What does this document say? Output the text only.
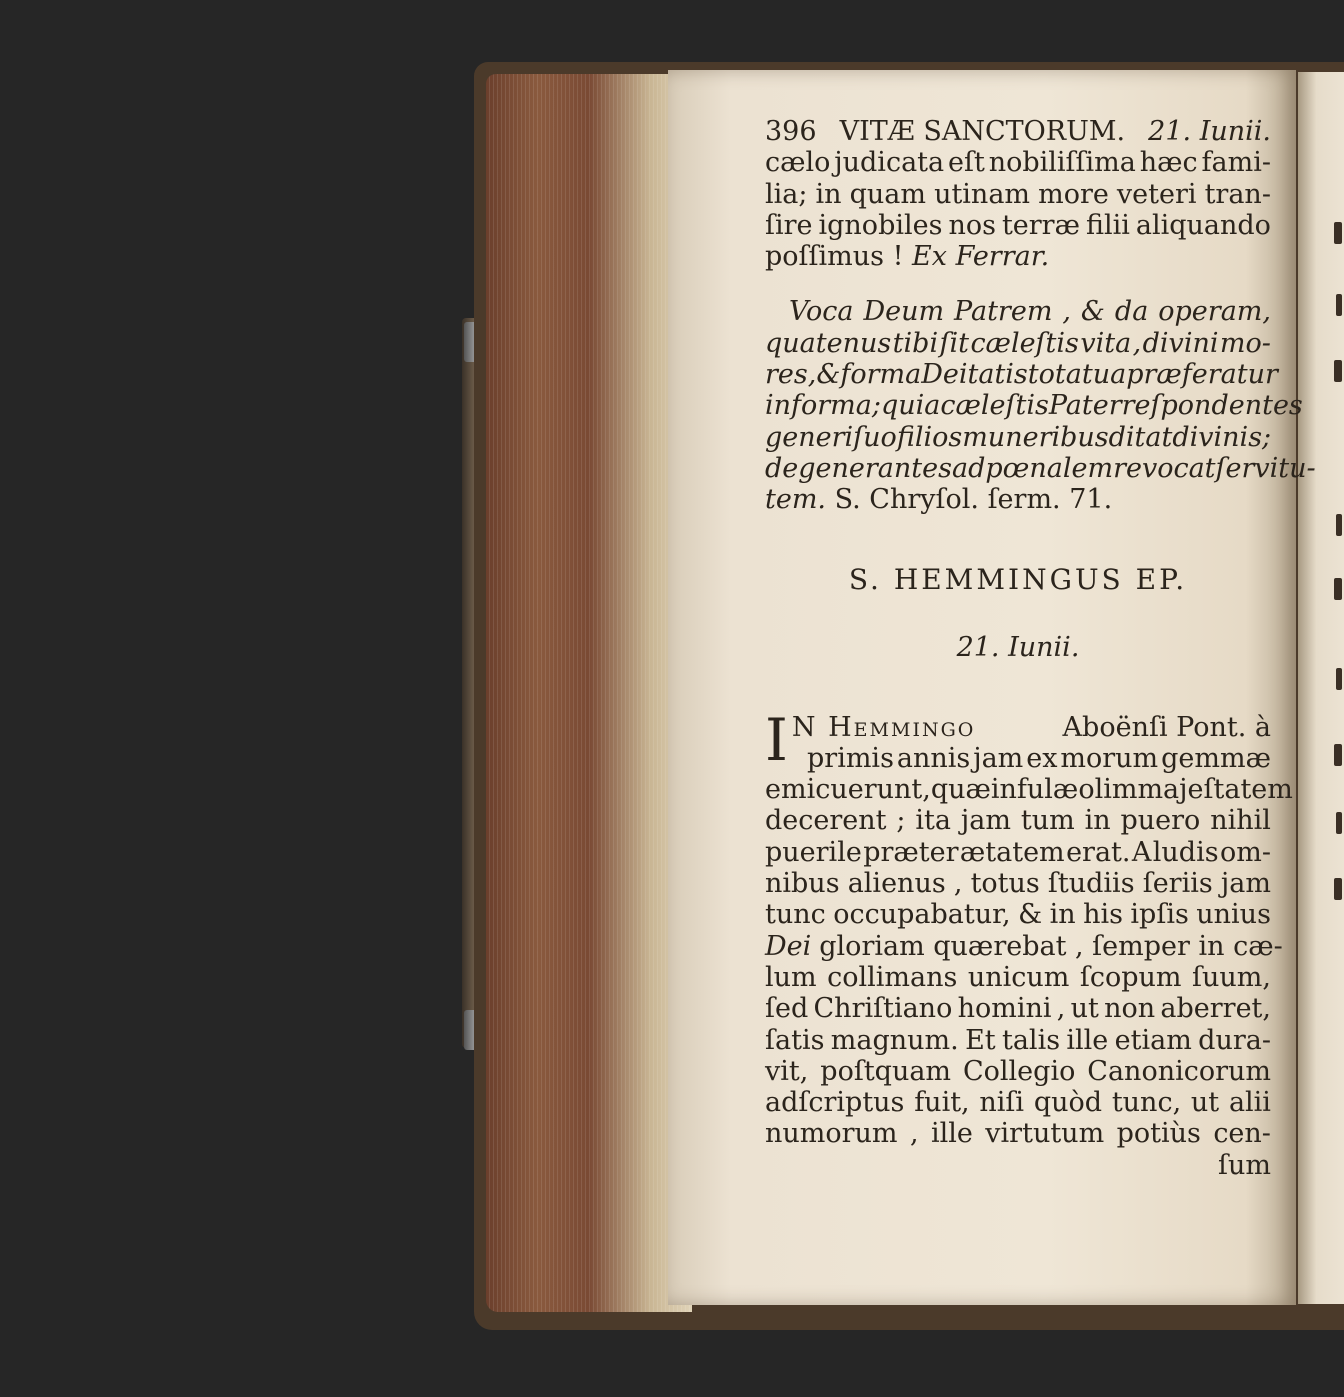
396 VITÆ SANCTORUM. 21. Iunii.
cælo judicata eſt nobiliſſima hæc fami-
lia; in quam utinam more veteri tran-
ſire ignobiles nos terræ filii aliquando
poſſimus !
Ex Ferrar.
Voca Deum Patrem , & da operam,
quatenus tibi ſit cæleſtis vita , divini mo-
res, & forma Deitatis tota tua præferatur
in forma; quia cæleſtis Pater reſpondentes
generi ſuo filios muneribus ditat divinis;
degenerantes ad pœnalem revocat ſervitu-
tem.
S. Chryſol. ſerm. 71.
S. HEMMINGUS EP.
21. Iunii.
I N Hemmingo	Aboënſi Pont. à
primis annis jam ex morum gemmæ
emicuerunt, quæ infulæ olim majeſtatem
decerent ; ita jam tum in puero nihil
puerile præter ætatem erat. A ludis om-
nibus alienus , totus ſtudiis ſeriis jam
tunc occupabatur, & in his ipſis unius
Dei gloriam quærebat , ſemper in cæ-
lum collimans unicum ſcopum ſuum,
ſed Chriſtiano homini , ut non aberret,
ſatis magnum. Et talis ille etiam dura-
vit, poſtquam Collegio Canonicorum
adſcriptus fuit, niſi quòd tunc, ut alii
numorum , ille virtutum potiùs cen-
ſum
---*---
Transcribe every line in the entries above, taking out only the images.

What does this document say? Output the text only.
396 VITÆ SANCTORUM. 21. Iunii.
cælo judicata eſt nobiliſſima hæc fami-
lia; in quam utinam more veteri tran-
ſire ignobiles nos terræ filii aliquando
poſſimus !
Ex Ferrar.
Voca Deum Patrem , & da operam,
quatenus tibi ſit cæleſtis vita , divini mo-
res, & forma Deitatis tota tua præferatur
in forma; quia cæleſtis Pater reſpondentes
generi ſuo filios muneribus ditat divinis;
degenerantes ad pœnalem revocat ſervitu-
tem.
S. Chryſol. ſerm. 71.
S. HEMMINGUS EP.
21. Iunii.
I N Hemmingo	Aboënſi Pont. à
primis annis jam ex morum gemmæ
emicuerunt, quæ infulæ olim majeſtatem
decerent ; ita jam tum in puero nihil
puerile præter ætatem erat. A ludis om-
nibus alienus , totus ſtudiis ſeriis jam
tunc occupabatur, & in his ipſis unius
Dei gloriam quærebat , ſemper in cæ-
lum collimans unicum ſcopum ſuum,
ſed Chriſtiano homini , ut non aberret,
ſatis magnum. Et talis ille etiam dura-
vit, poſtquam Collegio Canonicorum
adſcriptus fuit, niſi quòd tunc, ut alii
numorum , ille virtutum potiùs cen-
ſum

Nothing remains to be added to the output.